▶ _REQUIRED TASK_:
Give only the number of lines below that contain the word "площадь".

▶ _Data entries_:

******

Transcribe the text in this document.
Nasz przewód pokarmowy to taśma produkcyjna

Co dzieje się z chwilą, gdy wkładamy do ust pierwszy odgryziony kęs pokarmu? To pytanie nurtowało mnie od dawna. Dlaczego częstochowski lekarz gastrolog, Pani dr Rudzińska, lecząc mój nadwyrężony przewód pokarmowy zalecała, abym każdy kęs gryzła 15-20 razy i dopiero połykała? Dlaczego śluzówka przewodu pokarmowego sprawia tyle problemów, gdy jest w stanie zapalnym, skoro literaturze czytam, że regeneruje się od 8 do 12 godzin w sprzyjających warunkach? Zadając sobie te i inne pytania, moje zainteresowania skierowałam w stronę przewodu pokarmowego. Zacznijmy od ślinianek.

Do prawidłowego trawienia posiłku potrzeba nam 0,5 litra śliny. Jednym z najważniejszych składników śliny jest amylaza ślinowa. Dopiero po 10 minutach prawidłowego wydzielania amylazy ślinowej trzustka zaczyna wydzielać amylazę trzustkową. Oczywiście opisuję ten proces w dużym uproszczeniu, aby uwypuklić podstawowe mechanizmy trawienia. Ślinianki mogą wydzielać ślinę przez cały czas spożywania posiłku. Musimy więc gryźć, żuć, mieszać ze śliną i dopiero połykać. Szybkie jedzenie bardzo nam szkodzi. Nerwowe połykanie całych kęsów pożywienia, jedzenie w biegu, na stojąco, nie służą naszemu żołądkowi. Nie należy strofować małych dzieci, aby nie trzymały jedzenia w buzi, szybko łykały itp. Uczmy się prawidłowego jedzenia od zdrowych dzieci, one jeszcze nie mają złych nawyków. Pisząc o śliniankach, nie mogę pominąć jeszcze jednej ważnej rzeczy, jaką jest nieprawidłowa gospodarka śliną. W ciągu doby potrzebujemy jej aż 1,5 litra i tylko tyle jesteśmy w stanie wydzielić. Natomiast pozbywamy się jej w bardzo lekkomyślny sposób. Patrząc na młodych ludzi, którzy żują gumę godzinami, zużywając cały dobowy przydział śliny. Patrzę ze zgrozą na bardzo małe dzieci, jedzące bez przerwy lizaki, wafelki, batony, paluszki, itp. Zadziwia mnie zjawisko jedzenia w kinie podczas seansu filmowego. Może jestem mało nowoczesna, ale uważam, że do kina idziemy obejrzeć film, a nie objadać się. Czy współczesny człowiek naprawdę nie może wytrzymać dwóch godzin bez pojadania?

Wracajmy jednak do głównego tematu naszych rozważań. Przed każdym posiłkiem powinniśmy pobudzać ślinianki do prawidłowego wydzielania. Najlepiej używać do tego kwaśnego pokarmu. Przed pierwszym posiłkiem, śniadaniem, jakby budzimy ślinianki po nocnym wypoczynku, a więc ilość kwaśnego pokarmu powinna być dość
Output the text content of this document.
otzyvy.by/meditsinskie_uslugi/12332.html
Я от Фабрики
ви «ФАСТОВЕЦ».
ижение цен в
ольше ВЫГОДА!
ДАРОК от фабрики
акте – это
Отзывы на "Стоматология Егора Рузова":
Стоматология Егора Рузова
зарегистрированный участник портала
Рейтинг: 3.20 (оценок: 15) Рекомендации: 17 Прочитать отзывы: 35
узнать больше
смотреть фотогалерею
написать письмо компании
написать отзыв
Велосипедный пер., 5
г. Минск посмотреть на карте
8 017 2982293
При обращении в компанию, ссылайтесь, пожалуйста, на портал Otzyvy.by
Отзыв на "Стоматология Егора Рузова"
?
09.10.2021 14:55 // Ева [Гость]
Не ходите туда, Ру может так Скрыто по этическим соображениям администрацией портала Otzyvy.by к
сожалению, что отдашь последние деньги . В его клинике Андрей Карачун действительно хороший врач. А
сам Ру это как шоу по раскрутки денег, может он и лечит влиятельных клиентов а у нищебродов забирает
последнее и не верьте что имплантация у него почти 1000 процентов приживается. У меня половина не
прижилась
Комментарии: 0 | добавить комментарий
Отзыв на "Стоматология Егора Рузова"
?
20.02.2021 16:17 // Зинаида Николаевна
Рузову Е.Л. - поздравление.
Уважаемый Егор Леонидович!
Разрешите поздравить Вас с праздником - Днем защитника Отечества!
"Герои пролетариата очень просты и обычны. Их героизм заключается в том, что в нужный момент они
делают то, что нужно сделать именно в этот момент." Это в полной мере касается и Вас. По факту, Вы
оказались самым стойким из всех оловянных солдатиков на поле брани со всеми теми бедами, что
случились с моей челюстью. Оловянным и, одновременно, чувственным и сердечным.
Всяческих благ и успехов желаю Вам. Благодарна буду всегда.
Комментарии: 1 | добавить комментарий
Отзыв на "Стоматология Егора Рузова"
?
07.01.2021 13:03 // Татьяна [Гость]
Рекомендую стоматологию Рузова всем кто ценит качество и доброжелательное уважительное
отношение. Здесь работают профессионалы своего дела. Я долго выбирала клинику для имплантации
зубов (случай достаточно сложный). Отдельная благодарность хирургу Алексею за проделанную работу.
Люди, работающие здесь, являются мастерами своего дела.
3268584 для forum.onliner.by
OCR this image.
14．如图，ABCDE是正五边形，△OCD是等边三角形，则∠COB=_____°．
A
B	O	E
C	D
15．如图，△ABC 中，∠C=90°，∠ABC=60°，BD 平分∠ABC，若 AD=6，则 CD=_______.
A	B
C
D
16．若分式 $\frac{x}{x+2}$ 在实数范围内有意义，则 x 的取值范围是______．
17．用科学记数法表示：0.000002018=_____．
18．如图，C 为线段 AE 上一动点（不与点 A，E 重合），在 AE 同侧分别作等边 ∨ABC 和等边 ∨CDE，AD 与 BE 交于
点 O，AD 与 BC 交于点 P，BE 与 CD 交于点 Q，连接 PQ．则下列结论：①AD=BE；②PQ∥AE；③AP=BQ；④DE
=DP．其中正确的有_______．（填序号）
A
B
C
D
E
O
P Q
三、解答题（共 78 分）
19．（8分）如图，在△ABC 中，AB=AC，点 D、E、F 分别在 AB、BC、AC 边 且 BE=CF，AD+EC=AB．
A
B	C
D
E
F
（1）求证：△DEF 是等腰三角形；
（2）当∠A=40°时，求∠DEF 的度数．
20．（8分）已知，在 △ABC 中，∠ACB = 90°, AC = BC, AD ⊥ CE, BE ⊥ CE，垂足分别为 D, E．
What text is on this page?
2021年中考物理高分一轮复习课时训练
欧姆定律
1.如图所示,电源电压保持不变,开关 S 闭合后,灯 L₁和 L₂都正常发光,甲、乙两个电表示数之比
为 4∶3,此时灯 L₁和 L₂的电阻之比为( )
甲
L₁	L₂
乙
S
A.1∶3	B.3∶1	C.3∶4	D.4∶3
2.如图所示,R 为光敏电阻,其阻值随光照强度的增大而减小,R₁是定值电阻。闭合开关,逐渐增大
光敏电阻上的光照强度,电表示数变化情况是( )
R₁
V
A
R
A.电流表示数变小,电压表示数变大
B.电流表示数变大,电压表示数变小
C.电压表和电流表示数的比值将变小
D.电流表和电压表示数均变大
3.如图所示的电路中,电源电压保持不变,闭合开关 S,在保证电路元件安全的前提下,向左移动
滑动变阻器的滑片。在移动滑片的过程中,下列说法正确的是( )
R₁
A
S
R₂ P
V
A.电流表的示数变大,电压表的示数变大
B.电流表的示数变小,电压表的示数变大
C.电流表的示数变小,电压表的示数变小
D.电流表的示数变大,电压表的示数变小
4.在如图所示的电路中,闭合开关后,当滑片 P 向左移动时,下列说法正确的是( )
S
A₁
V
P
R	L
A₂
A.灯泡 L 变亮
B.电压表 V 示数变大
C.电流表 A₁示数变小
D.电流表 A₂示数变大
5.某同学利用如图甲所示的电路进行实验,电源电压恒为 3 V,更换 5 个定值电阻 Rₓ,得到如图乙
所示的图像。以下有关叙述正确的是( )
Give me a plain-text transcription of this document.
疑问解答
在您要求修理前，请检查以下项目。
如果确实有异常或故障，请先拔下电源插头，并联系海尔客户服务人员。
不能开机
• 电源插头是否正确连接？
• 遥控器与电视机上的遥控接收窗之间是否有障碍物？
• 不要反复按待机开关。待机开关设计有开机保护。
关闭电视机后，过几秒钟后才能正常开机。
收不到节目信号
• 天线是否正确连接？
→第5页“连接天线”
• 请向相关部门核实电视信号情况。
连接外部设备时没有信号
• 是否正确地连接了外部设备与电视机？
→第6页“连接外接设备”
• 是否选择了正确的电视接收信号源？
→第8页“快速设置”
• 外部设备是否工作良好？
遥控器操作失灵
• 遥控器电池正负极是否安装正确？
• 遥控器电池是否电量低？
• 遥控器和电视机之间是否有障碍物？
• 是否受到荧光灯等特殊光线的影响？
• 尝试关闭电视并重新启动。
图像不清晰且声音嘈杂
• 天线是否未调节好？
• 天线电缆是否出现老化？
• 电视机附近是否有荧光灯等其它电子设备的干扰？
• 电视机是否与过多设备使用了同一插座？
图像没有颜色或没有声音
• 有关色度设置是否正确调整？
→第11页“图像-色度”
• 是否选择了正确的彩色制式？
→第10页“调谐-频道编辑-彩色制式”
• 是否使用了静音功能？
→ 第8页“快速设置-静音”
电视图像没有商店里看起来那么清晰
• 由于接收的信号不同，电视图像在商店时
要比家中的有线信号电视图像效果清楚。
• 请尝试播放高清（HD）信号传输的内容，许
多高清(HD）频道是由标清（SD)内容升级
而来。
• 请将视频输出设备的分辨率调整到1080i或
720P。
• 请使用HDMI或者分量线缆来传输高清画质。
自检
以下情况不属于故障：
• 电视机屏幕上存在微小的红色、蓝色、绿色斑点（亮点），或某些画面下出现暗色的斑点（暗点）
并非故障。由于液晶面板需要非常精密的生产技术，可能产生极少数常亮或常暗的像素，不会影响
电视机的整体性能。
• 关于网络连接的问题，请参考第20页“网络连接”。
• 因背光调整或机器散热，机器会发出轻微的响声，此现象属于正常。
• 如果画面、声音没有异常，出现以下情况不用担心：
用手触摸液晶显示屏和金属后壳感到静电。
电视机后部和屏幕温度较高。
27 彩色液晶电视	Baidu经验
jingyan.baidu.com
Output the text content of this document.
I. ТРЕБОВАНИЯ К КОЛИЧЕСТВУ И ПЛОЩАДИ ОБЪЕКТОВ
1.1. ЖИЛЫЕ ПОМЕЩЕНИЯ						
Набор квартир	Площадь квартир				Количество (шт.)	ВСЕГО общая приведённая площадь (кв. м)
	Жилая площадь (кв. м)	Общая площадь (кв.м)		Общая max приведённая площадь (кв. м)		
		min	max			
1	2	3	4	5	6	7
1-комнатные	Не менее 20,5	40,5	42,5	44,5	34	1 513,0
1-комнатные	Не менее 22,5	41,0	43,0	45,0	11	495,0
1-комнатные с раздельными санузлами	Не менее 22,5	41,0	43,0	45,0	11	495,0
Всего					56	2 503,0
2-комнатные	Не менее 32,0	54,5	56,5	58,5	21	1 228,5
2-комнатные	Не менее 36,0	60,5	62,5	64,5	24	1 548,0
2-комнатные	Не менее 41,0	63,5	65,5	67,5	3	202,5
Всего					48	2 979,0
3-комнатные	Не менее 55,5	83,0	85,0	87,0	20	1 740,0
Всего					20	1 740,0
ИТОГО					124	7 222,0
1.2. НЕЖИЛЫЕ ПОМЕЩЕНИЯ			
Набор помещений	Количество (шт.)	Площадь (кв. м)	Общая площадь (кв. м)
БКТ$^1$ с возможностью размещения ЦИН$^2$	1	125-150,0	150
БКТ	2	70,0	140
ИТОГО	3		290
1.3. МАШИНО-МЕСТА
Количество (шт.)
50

******

▶ _RESULT OF THIS TASK_:
3